◆ **WORKING DATA**:
==========
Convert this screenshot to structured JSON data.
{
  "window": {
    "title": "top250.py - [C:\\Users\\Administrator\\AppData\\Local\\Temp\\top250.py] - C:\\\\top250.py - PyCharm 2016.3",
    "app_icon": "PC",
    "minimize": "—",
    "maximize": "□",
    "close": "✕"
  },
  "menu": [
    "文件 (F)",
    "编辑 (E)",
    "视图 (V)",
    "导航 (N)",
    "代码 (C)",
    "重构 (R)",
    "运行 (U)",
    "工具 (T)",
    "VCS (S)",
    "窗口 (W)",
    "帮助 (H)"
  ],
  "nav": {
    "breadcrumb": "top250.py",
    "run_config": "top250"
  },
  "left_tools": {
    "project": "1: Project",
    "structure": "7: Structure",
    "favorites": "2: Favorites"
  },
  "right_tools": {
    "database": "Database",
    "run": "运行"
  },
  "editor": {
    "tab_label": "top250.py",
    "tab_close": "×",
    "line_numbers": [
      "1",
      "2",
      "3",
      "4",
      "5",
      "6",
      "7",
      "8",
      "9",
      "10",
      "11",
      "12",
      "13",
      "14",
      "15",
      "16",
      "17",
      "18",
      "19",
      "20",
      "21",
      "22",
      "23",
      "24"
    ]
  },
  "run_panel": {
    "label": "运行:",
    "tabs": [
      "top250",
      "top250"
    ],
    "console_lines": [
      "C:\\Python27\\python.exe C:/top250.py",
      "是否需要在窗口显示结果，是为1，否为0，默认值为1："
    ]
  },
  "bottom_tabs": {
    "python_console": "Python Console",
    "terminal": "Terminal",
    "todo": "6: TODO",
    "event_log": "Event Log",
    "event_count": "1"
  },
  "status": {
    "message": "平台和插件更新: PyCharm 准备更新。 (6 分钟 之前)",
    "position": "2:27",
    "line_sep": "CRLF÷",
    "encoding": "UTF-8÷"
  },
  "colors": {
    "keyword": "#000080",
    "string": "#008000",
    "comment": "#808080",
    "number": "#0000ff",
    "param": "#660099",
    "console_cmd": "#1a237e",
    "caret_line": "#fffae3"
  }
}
==========
◆ **TASK TO CARRY OUT**: Transcribe all entries exactly as they are given.

◆ **FULL ANSWER**:
Convert this screenshot to structured JSON data.
{
  "window": {
    "title": "top250.py - [C:\\Users\\Administrator\\AppData\\Local\\Temp\\top250.py] - C:\\\\top250.py - PyCharm 2016.3",
    "app_icon": "PC",
    "minimize": "—",
    "maximize": "□",
    "close": "✕"
  },
  "menu": [
    "文件 (F)",
    "编辑 (E)",
    "视图 (V)",
    "导航 (N)",
    "代码 (C)",
    "重构 (R)",
    "运行 (U)",
    "工具 (T)",
    "VCS (S)",
    "窗口 (W)",
    "帮助 (H)"
  ],
  "nav": {
    "breadcrumb": "top250.py",
    "run_config": "top250"
  },
  "left_tools": {
    "project": "1: Project",
    "structure": "7: Structure",
    "favorites": "2: Favorites"
  },
  "right_tools": {
    "database": "Database",
    "run": "运行"
  },
  "editor": {
    "tab_label": "top250.py",
    "tab_close": "×",
    "line_numbers": [
      "1",
      "2",
      "3",
      "4",
      "5",
      "6",
      "7",
      "8",
      "9",
      "10",
      "11",
      "12",
      "13",
      "14",
      "15",
      "16",
      "17",
      "18",
      "19",
      "20",
      "21",
      "22",
      "23",
      "24"
    ]
  },
  "run_panel": {
    "label": "运行:",
    "tabs": [
      "top250",
      "top250"
    ],
    "console_lines": [
      "C:\\Python27\\python.exe C:/top250.py",
      "是否需要在窗口显示结果，是为1，否为0，默认值为1："
    ]
  },
  "bottom_tabs": {
    "python_console": "Python Console",
    "terminal": "Terminal",
    "todo": "6: TODO",
    "event_log": "Event Log",
    "event_count": "1"
  },
  "status": {
    "message": "平台和插件更新: PyCharm 准备更新。 (6 分钟 之前)",
    "position": "2:27",
    "line_sep": "CRLF÷",
    "encoding": "UTF-8÷"
  },
  "colors": {
    "keyword": "#000080",
    "string": "#008000",
    "comment": "#808080",
    "number": "#0000ff",
    "param": "#660099",
    "console_cmd": "#1a237e",
    "caret_line": "#fffae3"
  }
}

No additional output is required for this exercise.